INSTRUCTIONS FOR THE TASK: Set down every entry again word for word, please, but skip the pictures.
--- START ---
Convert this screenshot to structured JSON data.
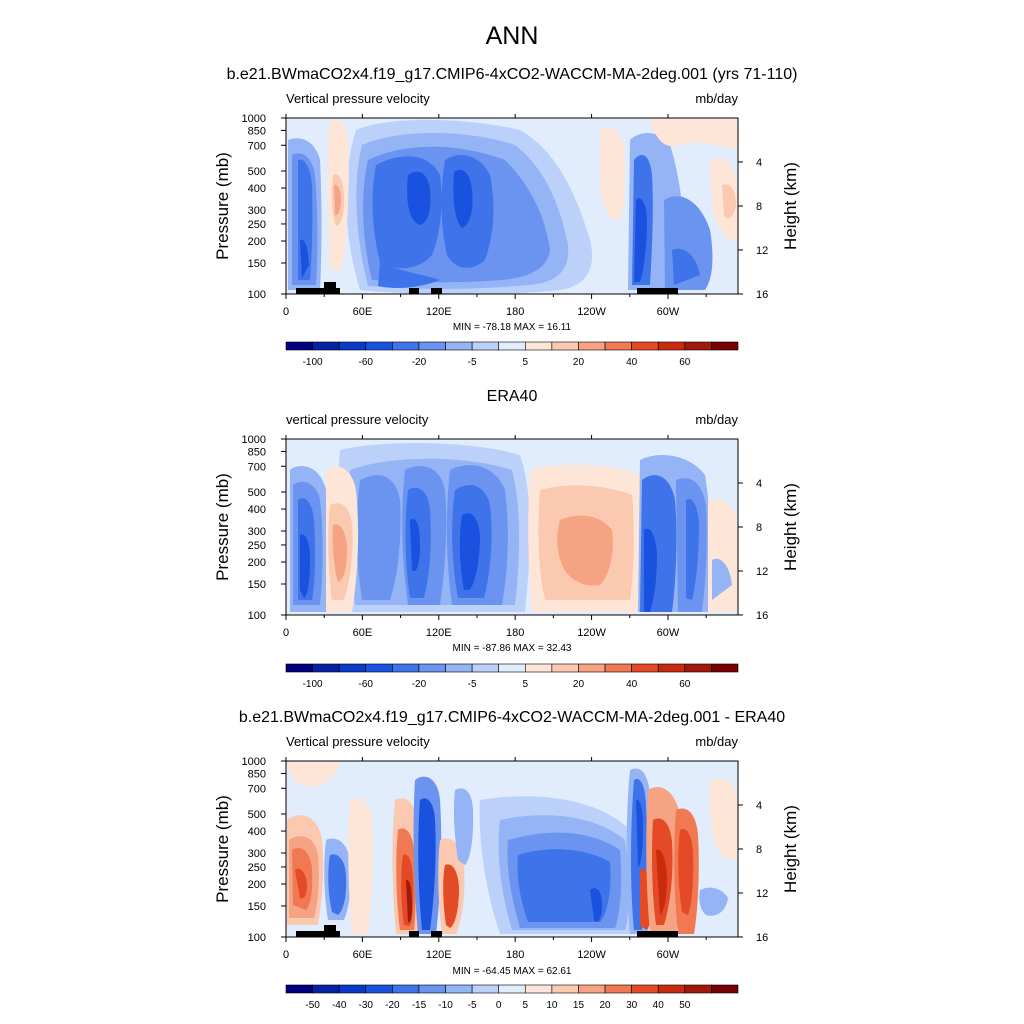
{
  "figure": {
    "title": "ANN"
  },
  "colorbars": {
    "full": {
      "colors": [
        "#00007e",
        "#0522a6",
        "#0a3ac8",
        "#1a52e0",
        "#3f73ea",
        "#6a94f0",
        "#94b4f5",
        "#bcd1fa",
        "#e1ecfd",
        "#fde6d8",
        "#fbc8b0",
        "#f6a383",
        "#f07852",
        "#e34a25",
        "#c82b0e",
        "#a0190a",
        "#780000"
      ],
      "labels": [
        "-100",
        "-60",
        "-20",
        "-5",
        "5",
        "20",
        "40",
        "60"
      ],
      "label_after_box": [
        1,
        3,
        5,
        7,
        9,
        11,
        13,
        15
      ]
    },
    "diff": {
      "colors": [
        "#00007e",
        "#0522a6",
        "#0a3ac8",
        "#1a52e0",
        "#3f73ea",
        "#6a94f0",
        "#94b4f5",
        "#bcd1fa",
        "#e1ecfd",
        "#fde6d8",
        "#fbc8b0",
        "#f6a383",
        "#f07852",
        "#e34a25",
        "#c82b0e",
        "#a0190a",
        "#780000"
      ],
      "labels": [
        "-50",
        "-40",
        "-30",
        "-20",
        "-15",
        "-10",
        "-5",
        "0",
        "5",
        "10",
        "15",
        "20",
        "30",
        "40",
        "50"
      ],
      "label_after_box": [
        1,
        2,
        3,
        4,
        5,
        6,
        7,
        8,
        9,
        10,
        11,
        12,
        13,
        14,
        15
      ]
    }
  },
  "chart_data": [
    {
      "type": "heatmap",
      "title": "b.e21.BWmaCO2x4.f19_g17.CMIP6-4xCO2-WACCM-MA-2deg.001 (yrs 71-110)",
      "left_label": "Vertical pressure velocity",
      "right_label": "mb/day",
      "ylabel": "Pressure (mb)",
      "ylabel_right": "Height (km)",
      "yticks": [
        "100",
        "150",
        "200",
        "250",
        "300",
        "400",
        "500",
        "700",
        "850",
        "1000"
      ],
      "yticks_right": [
        "4",
        "8",
        "12",
        "16"
      ],
      "xticks": [
        "0",
        "60E",
        "120E",
        "180",
        "120W",
        "60W"
      ],
      "xlim": [
        0,
        355
      ],
      "ylim": [
        1000,
        100
      ],
      "min_max": "MIN = -78.18  MAX =  16.11",
      "min": -78.18,
      "max": 16.11,
      "colorbar": "full",
      "grid": false
    },
    {
      "type": "heatmap",
      "title": "ERA40",
      "left_label": "vertical pressure velocity",
      "right_label": "mb/day",
      "ylabel": "Pressure (mb)",
      "ylabel_right": "Height (km)",
      "yticks": [
        "100",
        "150",
        "200",
        "250",
        "300",
        "400",
        "500",
        "700",
        "850",
        "1000"
      ],
      "yticks_right": [
        "4",
        "8",
        "12",
        "16"
      ],
      "xticks": [
        "0",
        "60E",
        "120E",
        "180",
        "120W",
        "60W"
      ],
      "xlim": [
        0,
        355
      ],
      "ylim": [
        1000,
        100
      ],
      "min_max": "MIN = -87.86  MAX =  32.43",
      "min": -87.86,
      "max": 32.43,
      "colorbar": "full",
      "grid": false
    },
    {
      "type": "heatmap",
      "title": "b.e21.BWmaCO2x4.f19_g17.CMIP6-4xCO2-WACCM-MA-2deg.001 - ERA40",
      "left_label": "Vertical pressure velocity",
      "right_label": "mb/day",
      "ylabel": "Pressure (mb)",
      "ylabel_right": "Height (km)",
      "yticks": [
        "100",
        "150",
        "200",
        "250",
        "300",
        "400",
        "500",
        "700",
        "850",
        "1000"
      ],
      "yticks_right": [
        "4",
        "8",
        "12",
        "16"
      ],
      "xticks": [
        "0",
        "60E",
        "120E",
        "180",
        "120W",
        "60W"
      ],
      "xlim": [
        0,
        355
      ],
      "ylim": [
        1000,
        100
      ],
      "min_max": "MIN = -64.45  MAX =  62.61",
      "min": -64.45,
      "max": 62.61,
      "colorbar": "diff",
      "grid": false
    }
  ]
}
--- END ---
RESULT FOR THIS TASK:
Convert this screenshot to structured JSON data.
{
  "figure": {
    "title": "ANN"
  },
  "colorbars": {
    "full": {
      "colors": [
        "#00007e",
        "#0522a6",
        "#0a3ac8",
        "#1a52e0",
        "#3f73ea",
        "#6a94f0",
        "#94b4f5",
        "#bcd1fa",
        "#e1ecfd",
        "#fde6d8",
        "#fbc8b0",
        "#f6a383",
        "#f07852",
        "#e34a25",
        "#c82b0e",
        "#a0190a",
        "#780000"
      ],
      "labels": [
        "-100",
        "-60",
        "-20",
        "-5",
        "5",
        "20",
        "40",
        "60"
      ],
      "label_after_box": [
        1,
        3,
        5,
        7,
        9,
        11,
        13,
        15
      ]
    },
    "diff": {
      "colors": [
        "#00007e",
        "#0522a6",
        "#0a3ac8",
        "#1a52e0",
        "#3f73ea",
        "#6a94f0",
        "#94b4f5",
        "#bcd1fa",
        "#e1ecfd",
        "#fde6d8",
        "#fbc8b0",
        "#f6a383",
        "#f07852",
        "#e34a25",
        "#c82b0e",
        "#a0190a",
        "#780000"
      ],
      "labels": [
        "-50",
        "-40",
        "-30",
        "-20",
        "-15",
        "-10",
        "-5",
        "0",
        "5",
        "10",
        "15",
        "20",
        "30",
        "40",
        "50"
      ],
      "label_after_box": [
        1,
        2,
        3,
        4,
        5,
        6,
        7,
        8,
        9,
        10,
        11,
        12,
        13,
        14,
        15
      ]
    }
  },
  "chart_data": [
    {
      "type": "heatmap",
      "title": "b.e21.BWmaCO2x4.f19_g17.CMIP6-4xCO2-WACCM-MA-2deg.001 (yrs 71-110)",
      "left_label": "Vertical pressure velocity",
      "right_label": "mb/day",
      "ylabel": "Pressure (mb)",
      "ylabel_right": "Height (km)",
      "yticks": [
        "100",
        "150",
        "200",
        "250",
        "300",
        "400",
        "500",
        "700",
        "850",
        "1000"
      ],
      "yticks_right": [
        "4",
        "8",
        "12",
        "16"
      ],
      "xticks": [
        "0",
        "60E",
        "120E",
        "180",
        "120W",
        "60W"
      ],
      "xlim": [
        0,
        355
      ],
      "ylim": [
        1000,
        100
      ],
      "min_max": "MIN = -78.18  MAX =  16.11",
      "min": -78.18,
      "max": 16.11,
      "colorbar": "full",
      "grid": false
    },
    {
      "type": "heatmap",
      "title": "ERA40",
      "left_label": "vertical pressure velocity",
      "right_label": "mb/day",
      "ylabel": "Pressure (mb)",
      "ylabel_right": "Height (km)",
      "yticks": [
        "100",
        "150",
        "200",
        "250",
        "300",
        "400",
        "500",
        "700",
        "850",
        "1000"
      ],
      "yticks_right": [
        "4",
        "8",
        "12",
        "16"
      ],
      "xticks": [
        "0",
        "60E",
        "120E",
        "180",
        "120W",
        "60W"
      ],
      "xlim": [
        0,
        355
      ],
      "ylim": [
        1000,
        100
      ],
      "min_max": "MIN = -87.86  MAX =  32.43",
      "min": -87.86,
      "max": 32.43,
      "colorbar": "full",
      "grid": false
    },
    {
      "type": "heatmap",
      "title": "b.e21.BWmaCO2x4.f19_g17.CMIP6-4xCO2-WACCM-MA-2deg.001 - ERA40",
      "left_label": "Vertical pressure velocity",
      "right_label": "mb/day",
      "ylabel": "Pressure (mb)",
      "ylabel_right": "Height (km)",
      "yticks": [
        "100",
        "150",
        "200",
        "250",
        "300",
        "400",
        "500",
        "700",
        "850",
        "1000"
      ],
      "yticks_right": [
        "4",
        "8",
        "12",
        "16"
      ],
      "xticks": [
        "0",
        "60E",
        "120E",
        "180",
        "120W",
        "60W"
      ],
      "xlim": [
        0,
        355
      ],
      "ylim": [
        1000,
        100
      ],
      "min_max": "MIN = -64.45  MAX =  62.61",
      "min": -64.45,
      "max": 62.61,
      "colorbar": "diff",
      "grid": false
    }
  ]
}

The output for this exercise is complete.